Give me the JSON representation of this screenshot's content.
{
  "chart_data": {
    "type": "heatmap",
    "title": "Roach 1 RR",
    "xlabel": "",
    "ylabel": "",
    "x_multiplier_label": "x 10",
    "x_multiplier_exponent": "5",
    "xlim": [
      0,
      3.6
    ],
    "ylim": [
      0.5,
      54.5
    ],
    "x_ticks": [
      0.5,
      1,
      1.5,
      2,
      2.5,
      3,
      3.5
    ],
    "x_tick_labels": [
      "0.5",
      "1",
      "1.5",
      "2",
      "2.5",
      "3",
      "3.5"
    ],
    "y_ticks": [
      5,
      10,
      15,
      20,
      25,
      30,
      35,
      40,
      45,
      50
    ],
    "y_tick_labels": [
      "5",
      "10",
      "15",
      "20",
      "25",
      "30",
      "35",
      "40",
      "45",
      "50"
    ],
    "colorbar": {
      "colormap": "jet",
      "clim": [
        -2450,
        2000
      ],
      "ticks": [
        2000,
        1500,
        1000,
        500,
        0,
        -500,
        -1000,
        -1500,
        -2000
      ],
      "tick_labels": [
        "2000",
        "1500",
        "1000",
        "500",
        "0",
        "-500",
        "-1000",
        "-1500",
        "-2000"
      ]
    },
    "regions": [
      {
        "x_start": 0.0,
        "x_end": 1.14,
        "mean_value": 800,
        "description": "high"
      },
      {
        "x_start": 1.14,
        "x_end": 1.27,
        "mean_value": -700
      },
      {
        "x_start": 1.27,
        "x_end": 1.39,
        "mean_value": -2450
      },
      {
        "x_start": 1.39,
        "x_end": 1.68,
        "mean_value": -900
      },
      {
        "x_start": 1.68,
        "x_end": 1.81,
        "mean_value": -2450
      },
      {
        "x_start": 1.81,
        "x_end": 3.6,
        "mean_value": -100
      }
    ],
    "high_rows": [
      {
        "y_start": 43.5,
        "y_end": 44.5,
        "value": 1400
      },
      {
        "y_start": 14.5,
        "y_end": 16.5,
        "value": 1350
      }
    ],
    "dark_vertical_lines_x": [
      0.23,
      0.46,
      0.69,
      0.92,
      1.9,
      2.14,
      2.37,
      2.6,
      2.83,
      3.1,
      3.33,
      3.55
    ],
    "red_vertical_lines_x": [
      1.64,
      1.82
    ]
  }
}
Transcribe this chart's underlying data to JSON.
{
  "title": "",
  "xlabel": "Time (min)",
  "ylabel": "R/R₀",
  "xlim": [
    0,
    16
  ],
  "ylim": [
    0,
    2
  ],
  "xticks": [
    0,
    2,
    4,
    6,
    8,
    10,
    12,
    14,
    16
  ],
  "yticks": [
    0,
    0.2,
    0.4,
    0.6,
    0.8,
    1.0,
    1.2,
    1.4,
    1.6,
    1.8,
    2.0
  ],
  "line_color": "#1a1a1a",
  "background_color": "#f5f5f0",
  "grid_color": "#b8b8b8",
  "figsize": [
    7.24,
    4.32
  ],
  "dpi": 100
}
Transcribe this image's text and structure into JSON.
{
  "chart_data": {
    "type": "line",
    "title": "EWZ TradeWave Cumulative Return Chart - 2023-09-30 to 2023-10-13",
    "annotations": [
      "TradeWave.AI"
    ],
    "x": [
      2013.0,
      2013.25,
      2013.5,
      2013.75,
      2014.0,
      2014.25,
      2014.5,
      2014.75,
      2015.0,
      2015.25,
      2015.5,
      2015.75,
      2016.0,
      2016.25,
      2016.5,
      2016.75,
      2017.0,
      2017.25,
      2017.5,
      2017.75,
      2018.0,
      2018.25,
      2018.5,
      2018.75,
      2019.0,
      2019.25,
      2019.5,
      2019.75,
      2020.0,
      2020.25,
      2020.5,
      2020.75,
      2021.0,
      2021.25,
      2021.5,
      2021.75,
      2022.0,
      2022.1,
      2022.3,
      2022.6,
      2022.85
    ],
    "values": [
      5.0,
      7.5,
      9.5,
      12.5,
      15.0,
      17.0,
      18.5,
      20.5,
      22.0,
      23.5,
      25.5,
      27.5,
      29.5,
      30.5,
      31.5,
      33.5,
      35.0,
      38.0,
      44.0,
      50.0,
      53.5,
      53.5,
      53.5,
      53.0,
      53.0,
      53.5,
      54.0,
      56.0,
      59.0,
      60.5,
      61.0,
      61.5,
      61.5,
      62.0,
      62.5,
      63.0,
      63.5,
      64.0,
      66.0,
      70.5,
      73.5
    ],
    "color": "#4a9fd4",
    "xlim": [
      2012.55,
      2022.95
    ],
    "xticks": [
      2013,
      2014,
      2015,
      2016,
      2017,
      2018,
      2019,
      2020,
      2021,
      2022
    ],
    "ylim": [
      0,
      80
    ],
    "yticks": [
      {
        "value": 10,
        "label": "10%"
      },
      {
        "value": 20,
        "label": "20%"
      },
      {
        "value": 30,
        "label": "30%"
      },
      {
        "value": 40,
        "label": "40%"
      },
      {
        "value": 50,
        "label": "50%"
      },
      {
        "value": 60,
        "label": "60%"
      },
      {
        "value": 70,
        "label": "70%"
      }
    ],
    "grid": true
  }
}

• _Objective_:
Write out the whole listing again. Match it word for word.

• _Task output_:
Give me the JSON representation of this screenshot's content.
{
  "chart_data": {
    "type": "heatmap",
    "title": "Roach 1 RR",
    "xlabel": "",
    "ylabel": "",
    "x_multiplier_label": "x 10",
    "x_multiplier_exponent": "5",
    "xlim": [
      0,
      3.6
    ],
    "ylim": [
      0.5,
      54.5
    ],
    "x_ticks": [
      0.5,
      1,
      1.5,
      2,
      2.5,
      3,
      3.5
    ],
    "x_tick_labels": [
      "0.5",
      "1",
      "1.5",
      "2",
      "2.5",
      "3",
      "3.5"
    ],
    "y_ticks": [
      5,
      10,
      15,
      20,
      25,
      30,
      35,
      40,
      45,
      50
    ],
    "y_tick_labels": [
      "5",
      "10",
      "15",
      "20",
      "25",
      "30",
      "35",
      "40",
      "45",
      "50"
    ],
    "colorbar": {
      "colormap": "jet",
      "clim": [
        -2450,
        2000
      ],
      "ticks": [
        2000,
        1500,
        1000,
        500,
        0,
        -500,
        -1000,
        -1500,
        -2000
      ],
      "tick_labels": [
        "2000",
        "1500",
        "1000",
        "500",
        "0",
        "-500",
        "-1000",
        "-1500",
        "-2000"
      ]
    },
    "regions": [
      {
        "x_start": 0.0,
        "x_end": 1.14,
        "mean_value": 800,
        "description": "high"
      },
      {
        "x_start": 1.14,
        "x_end": 1.27,
        "mean_value": -700
      },
      {
        "x_start": 1.27,
        "x_end": 1.39,
        "mean_value": -2450
      },
      {
        "x_start": 1.39,
        "x_end": 1.68,
        "mean_value": -900
      },
      {
        "x_start": 1.68,
        "x_end": 1.81,
        "mean_value": -2450
      },
      {
        "x_start": 1.81,
        "x_end": 3.6,
        "mean_value": -100
      }
    ],
    "high_rows": [
      {
        "y_start": 43.5,
        "y_end": 44.5,
        "value": 1400
      },
      {
        "y_start": 14.5,
        "y_end": 16.5,
        "value": 1350
      }
    ],
    "dark_vertical_lines_x": [
      0.23,
      0.46,
      0.69,
      0.92,
      1.9,
      2.14,
      2.37,
      2.6,
      2.83,
      3.1,
      3.33,
      3.55
    ],
    "red_vertical_lines_x": [
      1.64,
      1.82
    ]
  }
}
Transcribe this chart's underlying data to JSON.
{
  "title": "",
  "xlabel": "Time (min)",
  "ylabel": "R/R₀",
  "xlim": [
    0,
    16
  ],
  "ylim": [
    0,
    2
  ],
  "xticks": [
    0,
    2,
    4,
    6,
    8,
    10,
    12,
    14,
    16
  ],
  "yticks": [
    0,
    0.2,
    0.4,
    0.6,
    0.8,
    1.0,
    1.2,
    1.4,
    1.6,
    1.8,
    2.0
  ],
  "line_color": "#1a1a1a",
  "background_color": "#f5f5f0",
  "grid_color": "#b8b8b8",
  "figsize": [
    7.24,
    4.32
  ],
  "dpi": 100
}
Transcribe this image's text and structure into JSON.
{
  "chart_data": {
    "type": "line",
    "title": "EWZ TradeWave Cumulative Return Chart - 2023-09-30 to 2023-10-13",
    "annotations": [
      "TradeWave.AI"
    ],
    "x": [
      2013.0,
      2013.25,
      2013.5,
      2013.75,
      2014.0,
      2014.25,
      2014.5,
      2014.75,
      2015.0,
      2015.25,
      2015.5,
      2015.75,
      2016.0,
      2016.25,
      2016.5,
      2016.75,
      2017.0,
      2017.25,
      2017.5,
      2017.75,
      2018.0,
      2018.25,
      2018.5,
      2018.75,
      2019.0,
      2019.25,
      2019.5,
      2019.75,
      2020.0,
      2020.25,
      2020.5,
      2020.75,
      2021.0,
      2021.25,
      2021.5,
      2021.75,
      2022.0,
      2022.1,
      2022.3,
      2022.6,
      2022.85
    ],
    "values": [
      5.0,
      7.5,
      9.5,
      12.5,
      15.0,
      17.0,
      18.5,
      20.5,
      22.0,
      23.5,
      25.5,
      27.5,
      29.5,
      30.5,
      31.5,
      33.5,
      35.0,
      38.0,
      44.0,
      50.0,
      53.5,
      53.5,
      53.5,
      53.0,
      53.0,
      53.5,
      54.0,
      56.0,
      59.0,
      60.5,
      61.0,
      61.5,
      61.5,
      62.0,
      62.5,
      63.0,
      63.5,
      64.0,
      66.0,
      70.5,
      73.5
    ],
    "color": "#4a9fd4",
    "xlim": [
      2012.55,
      2022.95
    ],
    "xticks": [
      2013,
      2014,
      2015,
      2016,
      2017,
      2018,
      2019,
      2020,
      2021,
      2022
    ],
    "ylim": [
      0,
      80
    ],
    "yticks": [
      {
        "value": 10,
        "label": "10%"
      },
      {
        "value": 20,
        "label": "20%"
      },
      {
        "value": 30,
        "label": "30%"
      },
      {
        "value": 40,
        "label": "40%"
      },
      {
        "value": 50,
        "label": "50%"
      },
      {
        "value": 60,
        "label": "60%"
      },
      {
        "value": 70,
        "label": "70%"
      }
    ],
    "grid": true
  }
}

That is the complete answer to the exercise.